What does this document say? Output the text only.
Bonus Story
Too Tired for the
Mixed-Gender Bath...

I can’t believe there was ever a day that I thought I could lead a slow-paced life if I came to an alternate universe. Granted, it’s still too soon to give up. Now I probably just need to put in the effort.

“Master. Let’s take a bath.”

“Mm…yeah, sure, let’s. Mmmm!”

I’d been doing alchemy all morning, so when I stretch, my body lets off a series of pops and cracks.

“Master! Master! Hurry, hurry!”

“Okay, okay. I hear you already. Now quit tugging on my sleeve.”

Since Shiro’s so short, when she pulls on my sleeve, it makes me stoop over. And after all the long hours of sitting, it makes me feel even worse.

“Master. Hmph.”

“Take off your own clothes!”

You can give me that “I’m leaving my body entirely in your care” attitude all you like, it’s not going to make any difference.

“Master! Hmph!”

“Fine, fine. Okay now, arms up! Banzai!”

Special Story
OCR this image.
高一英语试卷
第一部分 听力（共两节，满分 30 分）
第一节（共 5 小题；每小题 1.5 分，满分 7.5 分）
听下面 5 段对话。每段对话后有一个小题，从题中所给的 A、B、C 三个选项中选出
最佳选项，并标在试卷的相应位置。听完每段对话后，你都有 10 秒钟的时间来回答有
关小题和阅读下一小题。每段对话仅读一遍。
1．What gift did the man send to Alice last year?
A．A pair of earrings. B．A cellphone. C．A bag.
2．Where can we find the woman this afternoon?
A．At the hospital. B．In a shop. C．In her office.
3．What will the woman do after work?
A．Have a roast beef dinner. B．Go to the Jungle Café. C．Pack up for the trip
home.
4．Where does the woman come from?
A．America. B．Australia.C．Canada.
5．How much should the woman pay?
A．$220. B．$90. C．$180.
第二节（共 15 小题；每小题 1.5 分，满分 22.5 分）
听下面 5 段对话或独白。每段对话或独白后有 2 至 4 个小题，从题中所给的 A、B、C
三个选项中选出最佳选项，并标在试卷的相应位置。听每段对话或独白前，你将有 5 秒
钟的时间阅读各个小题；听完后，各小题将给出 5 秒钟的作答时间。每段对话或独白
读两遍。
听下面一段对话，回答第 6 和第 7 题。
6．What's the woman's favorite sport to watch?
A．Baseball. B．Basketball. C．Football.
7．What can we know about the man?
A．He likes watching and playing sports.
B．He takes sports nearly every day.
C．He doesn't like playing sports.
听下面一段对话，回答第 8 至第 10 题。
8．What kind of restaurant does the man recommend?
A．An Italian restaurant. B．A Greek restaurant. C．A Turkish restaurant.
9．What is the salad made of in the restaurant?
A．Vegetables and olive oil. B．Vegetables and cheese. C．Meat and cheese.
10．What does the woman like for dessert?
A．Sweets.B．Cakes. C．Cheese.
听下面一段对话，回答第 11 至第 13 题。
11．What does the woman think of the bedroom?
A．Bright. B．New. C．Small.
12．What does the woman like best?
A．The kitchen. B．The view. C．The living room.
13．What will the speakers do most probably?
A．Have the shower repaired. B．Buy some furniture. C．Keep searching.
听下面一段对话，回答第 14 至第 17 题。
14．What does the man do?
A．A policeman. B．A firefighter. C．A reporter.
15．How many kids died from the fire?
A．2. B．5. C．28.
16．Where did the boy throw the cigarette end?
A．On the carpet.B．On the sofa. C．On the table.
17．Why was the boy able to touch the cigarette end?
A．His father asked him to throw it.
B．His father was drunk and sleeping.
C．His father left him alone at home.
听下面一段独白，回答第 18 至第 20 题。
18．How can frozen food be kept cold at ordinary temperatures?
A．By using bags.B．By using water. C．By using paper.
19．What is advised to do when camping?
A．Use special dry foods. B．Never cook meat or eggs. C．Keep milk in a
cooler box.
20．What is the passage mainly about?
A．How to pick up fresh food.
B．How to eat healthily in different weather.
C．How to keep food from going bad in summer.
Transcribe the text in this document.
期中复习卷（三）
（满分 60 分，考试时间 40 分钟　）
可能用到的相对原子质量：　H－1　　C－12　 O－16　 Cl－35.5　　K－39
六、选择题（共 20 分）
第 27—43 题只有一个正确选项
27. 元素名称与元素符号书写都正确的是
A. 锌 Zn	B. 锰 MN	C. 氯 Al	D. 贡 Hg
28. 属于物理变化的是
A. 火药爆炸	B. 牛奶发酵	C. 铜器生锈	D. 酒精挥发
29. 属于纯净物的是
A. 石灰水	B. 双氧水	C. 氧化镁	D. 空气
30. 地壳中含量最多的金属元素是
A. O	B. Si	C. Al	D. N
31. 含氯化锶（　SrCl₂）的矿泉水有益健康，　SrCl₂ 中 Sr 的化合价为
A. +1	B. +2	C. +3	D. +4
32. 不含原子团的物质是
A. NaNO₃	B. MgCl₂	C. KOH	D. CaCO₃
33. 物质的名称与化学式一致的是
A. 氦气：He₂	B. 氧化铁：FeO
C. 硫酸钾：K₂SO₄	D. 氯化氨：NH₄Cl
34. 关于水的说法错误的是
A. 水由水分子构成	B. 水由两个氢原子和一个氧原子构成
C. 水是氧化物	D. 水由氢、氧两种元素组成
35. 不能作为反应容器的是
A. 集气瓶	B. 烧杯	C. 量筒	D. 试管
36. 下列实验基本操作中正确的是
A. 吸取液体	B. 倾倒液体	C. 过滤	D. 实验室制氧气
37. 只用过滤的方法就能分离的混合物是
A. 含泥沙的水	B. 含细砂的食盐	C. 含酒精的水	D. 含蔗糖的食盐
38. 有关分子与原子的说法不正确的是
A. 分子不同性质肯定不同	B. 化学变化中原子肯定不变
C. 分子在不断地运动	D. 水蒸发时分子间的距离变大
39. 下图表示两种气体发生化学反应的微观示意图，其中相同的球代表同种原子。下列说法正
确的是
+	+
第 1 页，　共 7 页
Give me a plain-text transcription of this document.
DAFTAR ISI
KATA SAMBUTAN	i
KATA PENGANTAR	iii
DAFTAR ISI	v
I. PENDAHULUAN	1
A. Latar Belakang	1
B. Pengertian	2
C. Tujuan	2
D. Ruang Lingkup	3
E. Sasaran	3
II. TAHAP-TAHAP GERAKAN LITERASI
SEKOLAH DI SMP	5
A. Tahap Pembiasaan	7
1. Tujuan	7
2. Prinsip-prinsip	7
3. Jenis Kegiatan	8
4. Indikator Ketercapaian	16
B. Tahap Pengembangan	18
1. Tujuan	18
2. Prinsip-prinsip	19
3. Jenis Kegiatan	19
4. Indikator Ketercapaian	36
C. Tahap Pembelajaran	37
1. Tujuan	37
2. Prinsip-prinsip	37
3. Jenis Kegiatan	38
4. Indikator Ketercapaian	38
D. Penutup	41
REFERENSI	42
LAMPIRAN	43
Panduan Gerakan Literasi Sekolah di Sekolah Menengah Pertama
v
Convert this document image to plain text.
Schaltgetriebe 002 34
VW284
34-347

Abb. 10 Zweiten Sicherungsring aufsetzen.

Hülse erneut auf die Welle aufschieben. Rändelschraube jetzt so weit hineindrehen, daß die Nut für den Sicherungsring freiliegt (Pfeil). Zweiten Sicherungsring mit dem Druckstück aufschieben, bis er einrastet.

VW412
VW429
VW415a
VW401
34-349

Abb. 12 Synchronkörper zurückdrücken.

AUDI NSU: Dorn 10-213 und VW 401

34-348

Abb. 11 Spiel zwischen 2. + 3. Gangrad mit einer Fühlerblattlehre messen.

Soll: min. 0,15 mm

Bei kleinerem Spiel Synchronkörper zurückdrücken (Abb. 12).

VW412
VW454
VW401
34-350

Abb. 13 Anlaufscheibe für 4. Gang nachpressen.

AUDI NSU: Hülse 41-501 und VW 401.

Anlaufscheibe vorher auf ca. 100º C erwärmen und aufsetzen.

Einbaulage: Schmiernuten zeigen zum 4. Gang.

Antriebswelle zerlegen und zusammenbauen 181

========

What to do: In the records above, find each line with the word "Spiel" and copy it.

Written answer:
Abb. 11 Spiel zwischen 2. + 3. Gangrad mit einer Fühlerblattlehre messen.
Bei kleinerem Spiel Synchronkörper zurückdrücken (Abb. 12).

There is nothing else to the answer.